阅读摘录:
────────────────────
英国研究人员日前开发出一种可同时对多种疟原虫起作用的广谱疟疾疫苗,它已经在人类血液样本实验和动物实验中验证有效。
英国爱丁堡大学等机构研究人员在新一期《科学公共图书馆—综合》杂志上报告说,这种疫苗可以引起人体内多种抗体的反应,能够同时对付一系列的疟原虫。疟原虫是引发疟疾的罪魁祸首,但由于疟原虫有许多种类,现有疫苗往往只能对付部分种类的疟原虫,效果不是很理想。
本次研究发现,所有种类的疟原虫都含有一种关键的蛋白质,只是这种蛋白质会在不同疟原虫中表现出不同类型。因此,研究人员以这种蛋白质作为突破口,把不同类型的蛋白质联合到一起进行研究,在此基础上开发出的疫苗就可以同时对多种疟原虫都产生效果。
研究人员在疟疾多发的非洲地区提取了人类血液样本进行实验,表明这种广谱疫苗能够有效预防疟疾。此外,这种疫苗在动物实验中也显示有效。研究人员接下来计划进行人类临床试验。(生物谷 Bioon.com)
doi:10.1371/journal.pone.0026616
PMC:
PMID:
A Malaria Vaccine Based on the Polymorphic Block 2 Region of MSP-1 that Elicits a Broad Serotype-Spanning Immune Response
Graeme J. M. Cowan1, Alison M. Creasey1, Kelwalin Dhansarnsombut1, Alan W. Thomas2, Edmond J. Remarque2, David R. Cavanagh1*
Polymorphic parasite antigens are known targets of protective immunity to malaria, but this antigenic variation poses challenges to vaccine development. A synthetic MSP-1 Block 2 construct, based on all polymorphic variants found in natural Plasmodium falciparum isolates has been designed, combined with the relatively conserved Block 1 sequence of MSP-1 and expressed in E.coli. The MSP-1 Hybrid antigen has been produced with high yield by fed-batch fermentation and purified without the aid of affinity tags resulting in a pure and extremely thermostable antigen preparation. MSP-1 hybrid is immunogenic in experimental animals using adjuvants suitable for human use, eliciting antibodies against epitopes from all three Block 2 serotypes. Human serum antibodies from Africans naturally exposed to malaria reacted to the MSP-1 hybrid as strongly as, or better than the same serum reactivities to individual MSP-1 Block 2 antigens, and these antibody responses showed clear associations with reduced incidence of malaria episodes. The MSP-1 hybrid is designed to induce a protective antibody response to the highly polymorphic Block 2 region of MSP-1, enhancing the repertoire of MSP-1 Block 2 antibody responses found among immune and semi-immune individuals in malaria endemic areas. The target population for such a vaccine is young children and vulnerable adults, to accelerate the acquisition of a full range of malaria protective antibodies against this polymorphic parasite antigen.
────────────────────
待查数据:
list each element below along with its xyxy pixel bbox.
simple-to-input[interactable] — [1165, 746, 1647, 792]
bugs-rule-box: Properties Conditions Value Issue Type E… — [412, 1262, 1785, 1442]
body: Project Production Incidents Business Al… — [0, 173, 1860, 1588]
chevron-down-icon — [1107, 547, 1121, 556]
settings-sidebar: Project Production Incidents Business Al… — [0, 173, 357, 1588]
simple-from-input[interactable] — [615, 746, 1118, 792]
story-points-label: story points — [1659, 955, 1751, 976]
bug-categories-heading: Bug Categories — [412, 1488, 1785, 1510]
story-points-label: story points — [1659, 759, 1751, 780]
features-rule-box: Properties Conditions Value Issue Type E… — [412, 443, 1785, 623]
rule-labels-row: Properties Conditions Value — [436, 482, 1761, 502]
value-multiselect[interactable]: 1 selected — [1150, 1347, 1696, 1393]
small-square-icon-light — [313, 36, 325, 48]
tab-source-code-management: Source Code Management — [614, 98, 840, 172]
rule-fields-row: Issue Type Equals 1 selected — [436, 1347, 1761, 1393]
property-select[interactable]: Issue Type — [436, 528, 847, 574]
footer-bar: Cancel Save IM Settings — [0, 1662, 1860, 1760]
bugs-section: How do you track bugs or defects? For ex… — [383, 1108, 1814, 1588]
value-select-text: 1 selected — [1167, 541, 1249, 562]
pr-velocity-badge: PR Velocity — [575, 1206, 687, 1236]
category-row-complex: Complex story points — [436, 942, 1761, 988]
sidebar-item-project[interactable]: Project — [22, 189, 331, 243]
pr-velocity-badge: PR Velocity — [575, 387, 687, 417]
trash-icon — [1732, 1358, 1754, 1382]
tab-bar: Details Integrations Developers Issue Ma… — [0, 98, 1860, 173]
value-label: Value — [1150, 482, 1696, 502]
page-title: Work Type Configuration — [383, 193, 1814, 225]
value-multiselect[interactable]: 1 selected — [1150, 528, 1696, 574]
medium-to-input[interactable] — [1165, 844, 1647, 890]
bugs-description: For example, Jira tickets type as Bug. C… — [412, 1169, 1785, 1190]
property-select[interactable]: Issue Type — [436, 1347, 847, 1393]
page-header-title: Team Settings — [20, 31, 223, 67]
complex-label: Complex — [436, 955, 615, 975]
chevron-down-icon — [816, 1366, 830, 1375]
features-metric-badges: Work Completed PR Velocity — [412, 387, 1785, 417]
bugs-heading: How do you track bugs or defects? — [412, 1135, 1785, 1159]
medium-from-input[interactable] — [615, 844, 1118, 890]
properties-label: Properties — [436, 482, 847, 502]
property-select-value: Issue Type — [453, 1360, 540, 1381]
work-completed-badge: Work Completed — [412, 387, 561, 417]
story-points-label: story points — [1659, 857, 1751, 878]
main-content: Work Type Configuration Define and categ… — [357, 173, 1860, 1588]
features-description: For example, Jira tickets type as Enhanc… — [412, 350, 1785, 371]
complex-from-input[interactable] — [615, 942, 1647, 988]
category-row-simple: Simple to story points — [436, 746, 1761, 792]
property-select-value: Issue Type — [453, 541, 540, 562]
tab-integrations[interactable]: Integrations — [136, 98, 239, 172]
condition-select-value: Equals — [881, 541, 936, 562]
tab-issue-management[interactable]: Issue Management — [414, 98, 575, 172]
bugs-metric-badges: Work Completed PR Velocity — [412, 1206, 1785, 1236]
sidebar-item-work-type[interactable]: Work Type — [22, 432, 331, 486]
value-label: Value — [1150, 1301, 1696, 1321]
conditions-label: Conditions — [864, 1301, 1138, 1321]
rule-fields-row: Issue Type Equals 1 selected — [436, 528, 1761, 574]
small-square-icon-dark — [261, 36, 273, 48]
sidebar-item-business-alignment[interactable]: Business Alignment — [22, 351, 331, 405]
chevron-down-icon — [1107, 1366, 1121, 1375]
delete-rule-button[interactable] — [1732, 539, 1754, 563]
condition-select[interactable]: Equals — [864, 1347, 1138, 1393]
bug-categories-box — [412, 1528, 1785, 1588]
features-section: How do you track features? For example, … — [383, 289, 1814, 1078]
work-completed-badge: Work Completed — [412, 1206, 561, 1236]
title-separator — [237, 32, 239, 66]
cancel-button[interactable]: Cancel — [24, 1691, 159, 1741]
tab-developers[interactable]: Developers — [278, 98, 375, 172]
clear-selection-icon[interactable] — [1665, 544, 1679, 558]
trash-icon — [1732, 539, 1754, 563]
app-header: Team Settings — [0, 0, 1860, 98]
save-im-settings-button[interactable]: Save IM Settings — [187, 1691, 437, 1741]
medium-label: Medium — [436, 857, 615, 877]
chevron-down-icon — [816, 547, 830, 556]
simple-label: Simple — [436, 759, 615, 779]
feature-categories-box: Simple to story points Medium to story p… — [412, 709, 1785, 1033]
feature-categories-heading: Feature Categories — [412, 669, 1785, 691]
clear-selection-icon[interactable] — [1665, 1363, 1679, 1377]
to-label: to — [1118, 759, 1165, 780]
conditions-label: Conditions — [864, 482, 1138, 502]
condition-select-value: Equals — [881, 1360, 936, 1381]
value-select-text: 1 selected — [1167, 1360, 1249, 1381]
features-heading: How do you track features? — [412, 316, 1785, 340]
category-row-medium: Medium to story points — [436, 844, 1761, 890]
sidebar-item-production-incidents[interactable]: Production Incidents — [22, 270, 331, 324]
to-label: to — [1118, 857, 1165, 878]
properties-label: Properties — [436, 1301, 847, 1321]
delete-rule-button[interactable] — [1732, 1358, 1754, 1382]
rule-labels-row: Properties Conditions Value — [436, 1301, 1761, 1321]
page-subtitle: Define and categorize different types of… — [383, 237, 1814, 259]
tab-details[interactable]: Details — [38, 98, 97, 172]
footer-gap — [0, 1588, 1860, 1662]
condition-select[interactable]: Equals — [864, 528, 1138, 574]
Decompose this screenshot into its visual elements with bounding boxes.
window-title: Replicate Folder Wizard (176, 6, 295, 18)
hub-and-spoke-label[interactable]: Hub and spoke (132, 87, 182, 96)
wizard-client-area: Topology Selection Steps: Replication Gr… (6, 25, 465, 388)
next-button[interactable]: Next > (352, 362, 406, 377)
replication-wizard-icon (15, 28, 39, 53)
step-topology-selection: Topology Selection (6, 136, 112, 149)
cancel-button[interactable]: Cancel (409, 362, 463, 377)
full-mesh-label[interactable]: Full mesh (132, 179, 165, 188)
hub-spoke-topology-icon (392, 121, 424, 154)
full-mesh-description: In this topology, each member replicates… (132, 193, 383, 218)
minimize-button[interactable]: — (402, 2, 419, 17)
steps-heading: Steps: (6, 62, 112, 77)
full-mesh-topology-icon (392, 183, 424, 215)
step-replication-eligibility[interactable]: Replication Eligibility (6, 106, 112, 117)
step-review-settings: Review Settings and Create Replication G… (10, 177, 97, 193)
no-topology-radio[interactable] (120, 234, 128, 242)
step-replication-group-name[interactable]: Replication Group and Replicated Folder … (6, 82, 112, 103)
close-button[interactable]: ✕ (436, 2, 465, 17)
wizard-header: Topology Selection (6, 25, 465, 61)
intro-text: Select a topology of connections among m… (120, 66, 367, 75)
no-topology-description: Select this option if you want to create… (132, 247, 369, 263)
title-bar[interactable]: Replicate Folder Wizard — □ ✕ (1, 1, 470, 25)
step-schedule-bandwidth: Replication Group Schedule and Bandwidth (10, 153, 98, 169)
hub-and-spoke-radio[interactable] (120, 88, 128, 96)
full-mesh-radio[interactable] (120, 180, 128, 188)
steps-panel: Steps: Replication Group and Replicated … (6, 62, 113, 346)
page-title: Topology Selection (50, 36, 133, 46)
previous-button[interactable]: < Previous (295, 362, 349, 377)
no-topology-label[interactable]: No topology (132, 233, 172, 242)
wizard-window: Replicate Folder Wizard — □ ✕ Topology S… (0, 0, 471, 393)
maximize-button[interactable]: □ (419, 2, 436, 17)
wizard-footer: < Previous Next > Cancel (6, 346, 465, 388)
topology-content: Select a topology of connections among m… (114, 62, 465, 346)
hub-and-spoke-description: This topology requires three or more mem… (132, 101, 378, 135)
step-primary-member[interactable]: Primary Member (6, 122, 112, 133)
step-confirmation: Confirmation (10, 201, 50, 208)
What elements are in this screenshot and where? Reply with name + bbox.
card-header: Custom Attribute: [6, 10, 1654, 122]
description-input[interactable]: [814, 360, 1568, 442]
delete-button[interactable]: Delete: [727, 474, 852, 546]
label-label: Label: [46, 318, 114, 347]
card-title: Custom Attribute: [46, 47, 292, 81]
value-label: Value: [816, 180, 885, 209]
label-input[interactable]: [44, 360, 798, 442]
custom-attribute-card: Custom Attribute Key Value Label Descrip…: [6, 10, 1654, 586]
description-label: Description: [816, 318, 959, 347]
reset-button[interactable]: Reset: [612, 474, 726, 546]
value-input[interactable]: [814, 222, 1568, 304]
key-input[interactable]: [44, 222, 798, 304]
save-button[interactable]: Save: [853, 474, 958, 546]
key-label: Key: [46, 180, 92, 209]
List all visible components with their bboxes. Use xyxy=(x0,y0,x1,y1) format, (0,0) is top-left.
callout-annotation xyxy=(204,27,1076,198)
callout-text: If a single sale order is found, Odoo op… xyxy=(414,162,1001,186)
────────────────────
操作要求:
1) 修改疟疾疫苗报道中的一段文字,从含有“英国爱丁堡大学等机构研究人员”的地方开始,到“生物谷 Bioon.com)”为止,重写时把“突破口”换成“切入点”。
2) 根据疟疾疫苗报道回答:
(a) 研究人员在哪本杂志上报告了这项成果?
(b) 用于实验的人类血液样本是在哪个地区提取的?
(c) 研究人员接下来计划进行什么试验?

问题解答:
1)
英国爱丁堡大学等机构研究人员在新一期《科学公共图书馆—综合》杂志上报告说,这种疫苗可以引起人体内多种抗体的反应,能够同时对付一系列的疟原虫。疟原虫是引发疟疾的罪魁祸首,但由于疟原虫有许多种类,现有疫苗往往只能对付部分种类的疟原虫,效果不是很理想。
本次研究发现,所有种类的疟原虫都含有一种关键的蛋白质,只是这种蛋白质会在不同疟原虫中表现出不同类型。因此,研究人员以这种蛋白质作为切入点,把不同类型的蛋白质联合到一起进行研究,在此基础上开发出的疫苗就可以同时对多种疟原虫都产生效果。
研究人员在疟疾多发的非洲地区提取了人类血液样本进行实验,表明这种广谱疫苗能够有效预防疟疾。此外,这种疫苗在动物实验中也显示有效。研究人员接下来计划进行人类临床试验。(生物谷 Bioon.com)

2)
(a) 《科学公共图书馆—综合》杂志。
(b) 疟疾多发的非洲地区。
(c) 人类临床试验。